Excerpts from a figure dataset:
-- START --

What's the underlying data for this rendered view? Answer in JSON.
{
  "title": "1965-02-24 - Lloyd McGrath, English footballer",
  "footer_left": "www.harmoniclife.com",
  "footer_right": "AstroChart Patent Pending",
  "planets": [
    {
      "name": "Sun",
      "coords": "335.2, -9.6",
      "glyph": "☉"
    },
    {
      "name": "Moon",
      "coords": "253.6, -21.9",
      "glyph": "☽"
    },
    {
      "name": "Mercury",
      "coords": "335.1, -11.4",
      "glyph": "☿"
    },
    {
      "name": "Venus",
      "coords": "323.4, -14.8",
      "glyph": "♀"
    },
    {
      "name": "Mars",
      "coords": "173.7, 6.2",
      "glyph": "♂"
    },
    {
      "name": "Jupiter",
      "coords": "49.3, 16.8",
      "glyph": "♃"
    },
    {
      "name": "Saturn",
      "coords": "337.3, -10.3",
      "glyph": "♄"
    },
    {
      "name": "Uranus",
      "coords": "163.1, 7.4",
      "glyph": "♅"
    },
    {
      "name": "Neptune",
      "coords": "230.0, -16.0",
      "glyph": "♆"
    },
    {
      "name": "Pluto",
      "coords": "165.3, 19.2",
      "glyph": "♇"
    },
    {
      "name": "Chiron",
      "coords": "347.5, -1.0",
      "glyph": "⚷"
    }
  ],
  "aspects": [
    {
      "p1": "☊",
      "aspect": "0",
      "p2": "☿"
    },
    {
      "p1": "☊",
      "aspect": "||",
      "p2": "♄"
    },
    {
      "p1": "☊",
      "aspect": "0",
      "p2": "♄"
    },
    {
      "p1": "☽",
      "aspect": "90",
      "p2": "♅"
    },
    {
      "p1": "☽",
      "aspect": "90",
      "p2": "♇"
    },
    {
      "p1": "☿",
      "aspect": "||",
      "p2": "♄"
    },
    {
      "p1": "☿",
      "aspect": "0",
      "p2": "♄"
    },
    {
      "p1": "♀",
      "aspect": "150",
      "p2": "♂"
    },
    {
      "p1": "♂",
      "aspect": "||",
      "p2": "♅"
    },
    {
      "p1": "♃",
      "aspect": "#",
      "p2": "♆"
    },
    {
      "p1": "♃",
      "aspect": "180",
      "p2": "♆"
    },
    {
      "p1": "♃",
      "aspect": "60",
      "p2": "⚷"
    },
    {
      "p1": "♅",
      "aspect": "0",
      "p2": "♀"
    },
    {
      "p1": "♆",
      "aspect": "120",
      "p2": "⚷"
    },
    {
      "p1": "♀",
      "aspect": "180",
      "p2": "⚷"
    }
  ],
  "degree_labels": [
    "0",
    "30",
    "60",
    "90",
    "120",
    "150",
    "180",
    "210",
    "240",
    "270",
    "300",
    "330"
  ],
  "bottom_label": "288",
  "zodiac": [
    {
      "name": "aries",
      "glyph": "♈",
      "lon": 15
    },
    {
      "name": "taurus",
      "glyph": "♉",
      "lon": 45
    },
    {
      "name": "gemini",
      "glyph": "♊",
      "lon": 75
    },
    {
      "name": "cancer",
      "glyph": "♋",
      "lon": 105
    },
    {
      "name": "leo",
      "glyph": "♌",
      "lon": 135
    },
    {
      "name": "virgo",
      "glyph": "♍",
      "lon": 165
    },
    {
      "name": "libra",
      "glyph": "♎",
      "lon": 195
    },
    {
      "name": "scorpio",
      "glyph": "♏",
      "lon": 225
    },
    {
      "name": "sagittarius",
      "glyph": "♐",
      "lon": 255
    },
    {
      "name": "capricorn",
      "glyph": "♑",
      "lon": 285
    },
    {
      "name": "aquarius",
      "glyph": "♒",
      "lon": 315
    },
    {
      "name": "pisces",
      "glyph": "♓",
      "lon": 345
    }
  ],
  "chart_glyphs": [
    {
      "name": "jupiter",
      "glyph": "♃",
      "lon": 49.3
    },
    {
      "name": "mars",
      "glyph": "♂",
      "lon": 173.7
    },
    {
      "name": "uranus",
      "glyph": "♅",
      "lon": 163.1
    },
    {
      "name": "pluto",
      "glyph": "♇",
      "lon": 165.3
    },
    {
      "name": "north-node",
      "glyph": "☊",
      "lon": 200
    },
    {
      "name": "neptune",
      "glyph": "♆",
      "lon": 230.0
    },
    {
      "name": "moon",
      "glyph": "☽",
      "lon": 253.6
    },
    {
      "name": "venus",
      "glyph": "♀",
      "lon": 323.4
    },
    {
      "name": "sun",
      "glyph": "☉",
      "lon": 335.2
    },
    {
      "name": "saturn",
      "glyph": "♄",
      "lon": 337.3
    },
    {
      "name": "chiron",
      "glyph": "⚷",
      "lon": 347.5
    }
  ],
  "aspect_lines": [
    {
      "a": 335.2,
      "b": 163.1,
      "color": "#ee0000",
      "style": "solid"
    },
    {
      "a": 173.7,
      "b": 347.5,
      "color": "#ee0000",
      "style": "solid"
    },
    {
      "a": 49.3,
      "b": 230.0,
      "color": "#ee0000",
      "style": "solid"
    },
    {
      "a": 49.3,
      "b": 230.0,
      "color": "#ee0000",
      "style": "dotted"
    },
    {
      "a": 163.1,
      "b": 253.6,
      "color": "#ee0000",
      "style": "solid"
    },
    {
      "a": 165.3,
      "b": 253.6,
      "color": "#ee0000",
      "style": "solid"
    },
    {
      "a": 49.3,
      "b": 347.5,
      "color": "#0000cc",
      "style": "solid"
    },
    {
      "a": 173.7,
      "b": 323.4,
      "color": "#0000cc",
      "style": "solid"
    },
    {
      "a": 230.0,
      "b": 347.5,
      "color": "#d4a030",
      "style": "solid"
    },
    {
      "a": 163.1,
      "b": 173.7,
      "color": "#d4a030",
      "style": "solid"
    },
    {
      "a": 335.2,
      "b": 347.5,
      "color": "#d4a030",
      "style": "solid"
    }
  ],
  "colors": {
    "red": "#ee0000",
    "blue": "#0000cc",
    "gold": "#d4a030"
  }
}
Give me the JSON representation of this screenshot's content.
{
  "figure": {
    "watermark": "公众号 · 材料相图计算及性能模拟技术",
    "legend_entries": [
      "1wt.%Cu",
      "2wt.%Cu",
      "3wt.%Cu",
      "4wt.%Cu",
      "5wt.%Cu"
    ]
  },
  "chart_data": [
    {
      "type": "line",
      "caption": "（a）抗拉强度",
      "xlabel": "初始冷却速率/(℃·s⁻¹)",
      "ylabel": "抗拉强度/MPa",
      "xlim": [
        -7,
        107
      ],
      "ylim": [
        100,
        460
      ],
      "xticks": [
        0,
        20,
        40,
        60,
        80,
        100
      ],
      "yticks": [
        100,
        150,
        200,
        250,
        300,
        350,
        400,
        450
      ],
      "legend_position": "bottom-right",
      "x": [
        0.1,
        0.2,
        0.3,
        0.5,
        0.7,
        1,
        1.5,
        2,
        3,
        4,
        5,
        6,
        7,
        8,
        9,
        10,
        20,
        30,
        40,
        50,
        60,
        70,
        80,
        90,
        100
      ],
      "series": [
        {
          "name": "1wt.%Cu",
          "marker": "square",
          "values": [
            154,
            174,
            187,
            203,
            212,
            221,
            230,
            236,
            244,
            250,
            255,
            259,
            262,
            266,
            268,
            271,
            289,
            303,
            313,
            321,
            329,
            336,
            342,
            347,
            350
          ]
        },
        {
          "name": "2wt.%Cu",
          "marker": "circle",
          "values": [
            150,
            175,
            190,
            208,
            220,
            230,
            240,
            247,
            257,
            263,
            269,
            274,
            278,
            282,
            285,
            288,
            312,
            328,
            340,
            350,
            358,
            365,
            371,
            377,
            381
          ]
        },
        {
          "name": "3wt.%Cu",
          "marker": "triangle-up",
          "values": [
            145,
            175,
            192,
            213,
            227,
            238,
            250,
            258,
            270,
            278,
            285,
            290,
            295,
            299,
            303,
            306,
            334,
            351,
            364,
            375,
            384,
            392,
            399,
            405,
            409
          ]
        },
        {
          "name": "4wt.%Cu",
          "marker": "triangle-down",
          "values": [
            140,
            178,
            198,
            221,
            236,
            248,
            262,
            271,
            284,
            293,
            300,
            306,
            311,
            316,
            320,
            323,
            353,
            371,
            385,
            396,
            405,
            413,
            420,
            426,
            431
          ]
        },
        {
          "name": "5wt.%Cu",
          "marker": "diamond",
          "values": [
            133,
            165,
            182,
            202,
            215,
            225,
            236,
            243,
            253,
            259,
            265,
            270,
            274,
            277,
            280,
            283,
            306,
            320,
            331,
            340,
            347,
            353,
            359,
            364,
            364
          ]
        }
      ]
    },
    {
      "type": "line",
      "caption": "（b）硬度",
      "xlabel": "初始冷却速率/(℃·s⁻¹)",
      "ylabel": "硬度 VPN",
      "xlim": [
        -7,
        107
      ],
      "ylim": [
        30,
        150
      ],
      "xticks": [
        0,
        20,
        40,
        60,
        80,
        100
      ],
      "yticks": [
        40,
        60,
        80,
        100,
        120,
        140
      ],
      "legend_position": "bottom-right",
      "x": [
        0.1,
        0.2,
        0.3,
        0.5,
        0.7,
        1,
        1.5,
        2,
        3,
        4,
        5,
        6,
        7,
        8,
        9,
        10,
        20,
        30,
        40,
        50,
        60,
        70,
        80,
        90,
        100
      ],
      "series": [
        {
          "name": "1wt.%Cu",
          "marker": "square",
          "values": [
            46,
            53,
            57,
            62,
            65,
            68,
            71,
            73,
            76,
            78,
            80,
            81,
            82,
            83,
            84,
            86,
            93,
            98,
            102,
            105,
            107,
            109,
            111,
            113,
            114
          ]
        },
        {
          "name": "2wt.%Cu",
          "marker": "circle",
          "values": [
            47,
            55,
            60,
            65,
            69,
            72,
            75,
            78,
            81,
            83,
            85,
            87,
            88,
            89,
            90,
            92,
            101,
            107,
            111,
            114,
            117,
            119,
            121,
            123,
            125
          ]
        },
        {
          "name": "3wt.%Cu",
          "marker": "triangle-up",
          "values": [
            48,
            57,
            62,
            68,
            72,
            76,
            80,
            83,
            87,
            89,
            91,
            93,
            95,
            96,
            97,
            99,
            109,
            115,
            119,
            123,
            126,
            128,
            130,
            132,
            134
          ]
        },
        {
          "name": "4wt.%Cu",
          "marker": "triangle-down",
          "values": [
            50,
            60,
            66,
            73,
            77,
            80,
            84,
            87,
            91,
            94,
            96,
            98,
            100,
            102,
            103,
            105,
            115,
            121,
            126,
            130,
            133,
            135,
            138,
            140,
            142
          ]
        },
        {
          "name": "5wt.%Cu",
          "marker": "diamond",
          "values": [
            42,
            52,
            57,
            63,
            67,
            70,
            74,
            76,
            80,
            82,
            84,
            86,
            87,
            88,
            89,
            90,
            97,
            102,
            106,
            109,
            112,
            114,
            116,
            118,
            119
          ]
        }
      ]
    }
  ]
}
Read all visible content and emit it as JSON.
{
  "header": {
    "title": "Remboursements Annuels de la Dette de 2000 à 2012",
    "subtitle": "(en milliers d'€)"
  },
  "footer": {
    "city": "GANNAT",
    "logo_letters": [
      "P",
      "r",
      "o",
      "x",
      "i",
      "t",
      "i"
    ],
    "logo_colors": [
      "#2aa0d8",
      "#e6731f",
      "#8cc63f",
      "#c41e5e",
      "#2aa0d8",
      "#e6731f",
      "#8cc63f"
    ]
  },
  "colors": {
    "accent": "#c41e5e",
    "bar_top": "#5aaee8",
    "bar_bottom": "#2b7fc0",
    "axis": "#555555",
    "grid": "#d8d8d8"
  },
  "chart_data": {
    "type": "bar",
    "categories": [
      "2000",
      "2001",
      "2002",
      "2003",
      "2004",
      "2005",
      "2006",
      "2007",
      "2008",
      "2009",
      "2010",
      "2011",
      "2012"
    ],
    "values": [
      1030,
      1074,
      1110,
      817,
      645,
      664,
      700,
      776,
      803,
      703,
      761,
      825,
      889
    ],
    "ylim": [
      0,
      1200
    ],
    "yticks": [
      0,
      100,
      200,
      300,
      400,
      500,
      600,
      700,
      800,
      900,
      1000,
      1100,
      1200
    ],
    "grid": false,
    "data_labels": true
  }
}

-- END --

*Problem to solve*
Give only the count of lines in this material that contain the string "JSON".

*Worked solution*
3